Look through the records below, and copy out every line that holds the string "page".

# Given records start

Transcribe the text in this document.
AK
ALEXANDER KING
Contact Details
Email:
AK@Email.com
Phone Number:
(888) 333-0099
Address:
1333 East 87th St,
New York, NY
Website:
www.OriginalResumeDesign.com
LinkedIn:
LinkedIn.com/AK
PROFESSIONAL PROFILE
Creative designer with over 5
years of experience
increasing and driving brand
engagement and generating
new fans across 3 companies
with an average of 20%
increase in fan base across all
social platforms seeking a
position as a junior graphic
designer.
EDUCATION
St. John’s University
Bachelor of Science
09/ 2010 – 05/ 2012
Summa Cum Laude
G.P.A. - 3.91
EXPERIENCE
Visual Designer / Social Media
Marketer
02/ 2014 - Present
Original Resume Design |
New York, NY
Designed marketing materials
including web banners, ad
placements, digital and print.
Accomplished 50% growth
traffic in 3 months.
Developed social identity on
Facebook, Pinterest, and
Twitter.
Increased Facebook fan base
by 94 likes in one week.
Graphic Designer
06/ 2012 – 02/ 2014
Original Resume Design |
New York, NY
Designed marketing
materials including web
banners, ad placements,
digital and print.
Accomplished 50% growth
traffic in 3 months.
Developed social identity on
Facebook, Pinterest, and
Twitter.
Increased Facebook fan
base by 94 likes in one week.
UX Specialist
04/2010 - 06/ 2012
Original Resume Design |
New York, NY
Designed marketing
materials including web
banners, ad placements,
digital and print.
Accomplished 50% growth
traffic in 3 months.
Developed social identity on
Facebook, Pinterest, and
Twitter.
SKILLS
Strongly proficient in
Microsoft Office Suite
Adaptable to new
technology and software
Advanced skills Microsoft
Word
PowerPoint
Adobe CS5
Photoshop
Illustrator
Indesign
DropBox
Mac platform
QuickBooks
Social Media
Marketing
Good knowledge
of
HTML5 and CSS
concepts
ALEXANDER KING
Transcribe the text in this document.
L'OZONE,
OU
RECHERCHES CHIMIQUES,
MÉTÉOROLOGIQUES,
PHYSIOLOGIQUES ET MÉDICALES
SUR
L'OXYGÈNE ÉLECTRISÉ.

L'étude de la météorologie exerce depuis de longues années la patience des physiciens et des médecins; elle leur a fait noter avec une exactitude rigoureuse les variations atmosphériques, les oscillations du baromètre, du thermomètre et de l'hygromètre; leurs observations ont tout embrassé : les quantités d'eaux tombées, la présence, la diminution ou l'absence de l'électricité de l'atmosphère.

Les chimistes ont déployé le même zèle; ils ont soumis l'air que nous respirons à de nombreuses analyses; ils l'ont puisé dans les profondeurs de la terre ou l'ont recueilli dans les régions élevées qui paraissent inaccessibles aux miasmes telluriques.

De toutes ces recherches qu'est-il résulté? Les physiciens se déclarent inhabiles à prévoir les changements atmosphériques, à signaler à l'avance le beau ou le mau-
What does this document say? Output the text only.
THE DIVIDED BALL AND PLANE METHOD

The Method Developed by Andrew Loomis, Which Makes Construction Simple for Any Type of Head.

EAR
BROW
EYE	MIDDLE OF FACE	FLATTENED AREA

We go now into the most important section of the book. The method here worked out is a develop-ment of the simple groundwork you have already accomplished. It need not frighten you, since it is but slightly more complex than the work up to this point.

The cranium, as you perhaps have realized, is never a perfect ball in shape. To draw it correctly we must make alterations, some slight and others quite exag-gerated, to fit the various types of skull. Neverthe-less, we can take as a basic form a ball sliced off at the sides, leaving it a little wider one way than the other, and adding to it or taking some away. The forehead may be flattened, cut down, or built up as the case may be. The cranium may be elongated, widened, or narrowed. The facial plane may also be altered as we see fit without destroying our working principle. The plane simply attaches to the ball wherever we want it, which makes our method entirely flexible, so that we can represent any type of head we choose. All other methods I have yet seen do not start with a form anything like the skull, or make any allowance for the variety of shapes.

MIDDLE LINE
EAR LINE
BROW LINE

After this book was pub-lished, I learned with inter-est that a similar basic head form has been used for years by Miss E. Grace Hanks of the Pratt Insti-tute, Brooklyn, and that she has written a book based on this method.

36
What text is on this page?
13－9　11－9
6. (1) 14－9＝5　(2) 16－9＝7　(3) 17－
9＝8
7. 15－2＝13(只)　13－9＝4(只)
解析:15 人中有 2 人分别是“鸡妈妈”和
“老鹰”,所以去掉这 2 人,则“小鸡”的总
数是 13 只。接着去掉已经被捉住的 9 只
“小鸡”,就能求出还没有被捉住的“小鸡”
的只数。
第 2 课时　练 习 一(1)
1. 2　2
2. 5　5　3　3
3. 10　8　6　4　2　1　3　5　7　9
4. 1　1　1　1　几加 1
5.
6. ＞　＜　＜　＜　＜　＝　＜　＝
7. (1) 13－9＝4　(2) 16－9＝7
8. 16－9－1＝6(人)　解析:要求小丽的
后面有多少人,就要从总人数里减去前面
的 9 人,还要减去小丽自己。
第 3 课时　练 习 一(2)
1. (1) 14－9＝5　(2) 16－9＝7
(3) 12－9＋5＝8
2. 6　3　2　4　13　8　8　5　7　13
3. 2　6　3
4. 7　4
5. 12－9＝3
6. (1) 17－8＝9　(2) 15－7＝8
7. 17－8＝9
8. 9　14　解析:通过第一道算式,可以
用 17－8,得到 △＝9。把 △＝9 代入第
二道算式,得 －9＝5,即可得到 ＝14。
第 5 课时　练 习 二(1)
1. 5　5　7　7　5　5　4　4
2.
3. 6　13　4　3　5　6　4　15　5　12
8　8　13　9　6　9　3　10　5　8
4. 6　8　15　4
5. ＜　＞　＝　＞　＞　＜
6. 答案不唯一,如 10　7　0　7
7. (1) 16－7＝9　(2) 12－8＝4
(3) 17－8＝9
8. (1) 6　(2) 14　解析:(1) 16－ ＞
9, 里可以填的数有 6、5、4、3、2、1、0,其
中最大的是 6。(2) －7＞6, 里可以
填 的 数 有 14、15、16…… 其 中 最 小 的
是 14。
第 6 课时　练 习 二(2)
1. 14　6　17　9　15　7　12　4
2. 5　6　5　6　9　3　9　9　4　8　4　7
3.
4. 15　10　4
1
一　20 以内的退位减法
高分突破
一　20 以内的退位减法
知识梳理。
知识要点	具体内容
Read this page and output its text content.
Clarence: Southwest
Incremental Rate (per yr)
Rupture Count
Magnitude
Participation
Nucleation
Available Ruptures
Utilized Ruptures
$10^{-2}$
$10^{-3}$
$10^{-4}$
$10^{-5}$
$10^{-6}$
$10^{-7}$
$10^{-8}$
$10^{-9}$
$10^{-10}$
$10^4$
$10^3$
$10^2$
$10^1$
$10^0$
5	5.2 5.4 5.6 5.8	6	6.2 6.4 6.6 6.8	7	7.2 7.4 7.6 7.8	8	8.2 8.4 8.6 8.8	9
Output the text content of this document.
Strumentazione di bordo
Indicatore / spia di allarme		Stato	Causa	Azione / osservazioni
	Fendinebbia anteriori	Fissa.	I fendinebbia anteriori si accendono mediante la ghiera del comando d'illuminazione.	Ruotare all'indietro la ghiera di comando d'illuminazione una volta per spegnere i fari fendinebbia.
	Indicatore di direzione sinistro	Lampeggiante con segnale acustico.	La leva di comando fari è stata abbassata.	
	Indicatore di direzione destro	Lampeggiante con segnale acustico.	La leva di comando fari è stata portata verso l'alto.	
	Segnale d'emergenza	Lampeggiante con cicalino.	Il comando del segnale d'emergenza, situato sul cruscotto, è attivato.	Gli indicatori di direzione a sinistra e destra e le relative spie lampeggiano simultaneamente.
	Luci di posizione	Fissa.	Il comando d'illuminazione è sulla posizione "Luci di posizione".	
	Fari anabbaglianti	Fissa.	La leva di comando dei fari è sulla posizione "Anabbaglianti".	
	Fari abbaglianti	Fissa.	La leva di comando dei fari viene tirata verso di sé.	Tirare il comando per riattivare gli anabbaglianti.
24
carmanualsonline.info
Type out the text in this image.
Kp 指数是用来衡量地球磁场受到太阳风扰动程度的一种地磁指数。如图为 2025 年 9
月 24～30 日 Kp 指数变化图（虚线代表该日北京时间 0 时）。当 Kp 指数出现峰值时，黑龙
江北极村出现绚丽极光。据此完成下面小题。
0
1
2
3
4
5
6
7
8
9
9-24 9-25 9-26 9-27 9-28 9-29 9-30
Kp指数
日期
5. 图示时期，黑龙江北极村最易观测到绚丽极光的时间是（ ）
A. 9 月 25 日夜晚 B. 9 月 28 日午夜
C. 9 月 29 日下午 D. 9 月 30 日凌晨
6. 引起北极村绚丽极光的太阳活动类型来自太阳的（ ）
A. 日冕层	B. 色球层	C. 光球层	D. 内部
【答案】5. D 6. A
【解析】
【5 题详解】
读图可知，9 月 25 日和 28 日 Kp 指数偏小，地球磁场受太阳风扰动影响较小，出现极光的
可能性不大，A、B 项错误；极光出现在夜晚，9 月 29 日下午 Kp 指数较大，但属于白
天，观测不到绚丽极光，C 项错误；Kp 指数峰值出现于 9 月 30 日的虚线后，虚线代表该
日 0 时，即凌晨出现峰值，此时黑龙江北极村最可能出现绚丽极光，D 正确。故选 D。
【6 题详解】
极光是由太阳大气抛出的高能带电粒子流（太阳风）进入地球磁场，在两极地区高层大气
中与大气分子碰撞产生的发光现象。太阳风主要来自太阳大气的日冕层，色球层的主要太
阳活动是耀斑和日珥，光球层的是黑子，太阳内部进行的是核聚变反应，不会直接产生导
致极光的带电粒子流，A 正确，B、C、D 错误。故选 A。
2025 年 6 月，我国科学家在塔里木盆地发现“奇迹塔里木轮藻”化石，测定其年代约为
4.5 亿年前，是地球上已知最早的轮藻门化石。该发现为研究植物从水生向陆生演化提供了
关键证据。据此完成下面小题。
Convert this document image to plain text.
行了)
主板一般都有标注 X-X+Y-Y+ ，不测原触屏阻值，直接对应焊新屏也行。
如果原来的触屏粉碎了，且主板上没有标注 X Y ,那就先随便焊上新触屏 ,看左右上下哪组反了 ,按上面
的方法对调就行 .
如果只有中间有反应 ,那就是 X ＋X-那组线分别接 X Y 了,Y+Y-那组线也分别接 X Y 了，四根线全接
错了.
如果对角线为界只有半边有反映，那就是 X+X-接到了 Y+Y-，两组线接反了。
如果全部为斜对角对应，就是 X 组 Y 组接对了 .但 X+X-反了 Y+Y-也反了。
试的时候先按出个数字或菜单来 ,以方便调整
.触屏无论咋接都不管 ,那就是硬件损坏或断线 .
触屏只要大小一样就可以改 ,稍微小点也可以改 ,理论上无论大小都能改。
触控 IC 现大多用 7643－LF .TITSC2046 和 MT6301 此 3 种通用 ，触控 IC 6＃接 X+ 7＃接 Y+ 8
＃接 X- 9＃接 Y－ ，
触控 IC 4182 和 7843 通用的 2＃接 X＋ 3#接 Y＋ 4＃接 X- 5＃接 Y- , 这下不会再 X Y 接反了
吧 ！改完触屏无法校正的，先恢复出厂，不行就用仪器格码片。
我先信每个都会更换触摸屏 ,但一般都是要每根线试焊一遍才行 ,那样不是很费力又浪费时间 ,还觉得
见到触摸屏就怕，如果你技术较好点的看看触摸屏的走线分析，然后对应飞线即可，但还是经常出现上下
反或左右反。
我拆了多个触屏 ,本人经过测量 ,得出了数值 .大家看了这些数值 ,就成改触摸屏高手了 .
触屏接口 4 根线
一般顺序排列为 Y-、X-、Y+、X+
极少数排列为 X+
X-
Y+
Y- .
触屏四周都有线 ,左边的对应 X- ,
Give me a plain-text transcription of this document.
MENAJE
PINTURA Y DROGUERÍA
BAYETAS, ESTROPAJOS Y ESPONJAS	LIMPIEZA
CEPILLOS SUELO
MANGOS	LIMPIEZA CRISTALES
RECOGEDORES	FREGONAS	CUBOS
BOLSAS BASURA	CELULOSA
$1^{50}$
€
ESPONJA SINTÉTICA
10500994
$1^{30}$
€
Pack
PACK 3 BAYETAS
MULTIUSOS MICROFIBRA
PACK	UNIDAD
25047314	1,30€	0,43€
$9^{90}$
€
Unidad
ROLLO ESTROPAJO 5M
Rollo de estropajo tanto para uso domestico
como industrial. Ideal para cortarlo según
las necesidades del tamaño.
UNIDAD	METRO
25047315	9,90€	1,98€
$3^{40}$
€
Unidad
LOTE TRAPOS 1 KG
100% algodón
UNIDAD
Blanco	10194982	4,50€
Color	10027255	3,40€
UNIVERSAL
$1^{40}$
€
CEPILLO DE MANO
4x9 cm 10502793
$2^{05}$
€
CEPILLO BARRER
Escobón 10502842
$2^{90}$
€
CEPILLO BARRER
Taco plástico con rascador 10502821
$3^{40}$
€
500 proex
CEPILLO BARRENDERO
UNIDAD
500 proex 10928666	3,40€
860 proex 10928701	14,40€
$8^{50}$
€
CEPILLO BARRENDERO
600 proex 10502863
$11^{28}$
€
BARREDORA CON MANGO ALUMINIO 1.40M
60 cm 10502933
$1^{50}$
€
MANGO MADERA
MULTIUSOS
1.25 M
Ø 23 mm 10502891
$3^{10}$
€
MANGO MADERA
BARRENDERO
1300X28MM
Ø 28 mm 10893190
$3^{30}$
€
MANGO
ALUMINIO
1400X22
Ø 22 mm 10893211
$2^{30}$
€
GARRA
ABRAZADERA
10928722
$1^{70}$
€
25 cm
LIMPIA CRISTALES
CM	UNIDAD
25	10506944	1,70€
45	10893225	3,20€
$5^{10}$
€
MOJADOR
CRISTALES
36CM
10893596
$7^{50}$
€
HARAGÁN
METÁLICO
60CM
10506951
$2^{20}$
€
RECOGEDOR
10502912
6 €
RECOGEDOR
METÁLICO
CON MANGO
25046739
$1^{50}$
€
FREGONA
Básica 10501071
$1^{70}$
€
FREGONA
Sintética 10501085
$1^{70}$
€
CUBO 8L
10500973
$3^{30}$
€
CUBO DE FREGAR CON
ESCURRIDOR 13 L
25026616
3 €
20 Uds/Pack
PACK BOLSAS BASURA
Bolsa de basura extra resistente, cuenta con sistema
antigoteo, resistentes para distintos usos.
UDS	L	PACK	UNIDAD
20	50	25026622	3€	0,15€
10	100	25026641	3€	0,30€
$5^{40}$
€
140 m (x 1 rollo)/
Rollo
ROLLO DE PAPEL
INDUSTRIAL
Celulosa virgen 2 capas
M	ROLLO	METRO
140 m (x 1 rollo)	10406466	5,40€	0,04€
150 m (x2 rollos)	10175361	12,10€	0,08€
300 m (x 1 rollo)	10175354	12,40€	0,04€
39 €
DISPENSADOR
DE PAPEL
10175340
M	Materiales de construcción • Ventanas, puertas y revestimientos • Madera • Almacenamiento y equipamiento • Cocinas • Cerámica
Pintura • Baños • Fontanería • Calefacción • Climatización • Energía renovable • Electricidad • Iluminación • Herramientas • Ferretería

# Given records end

== Result for this exercise ==
What text is on this page?
Read this page and output its text content.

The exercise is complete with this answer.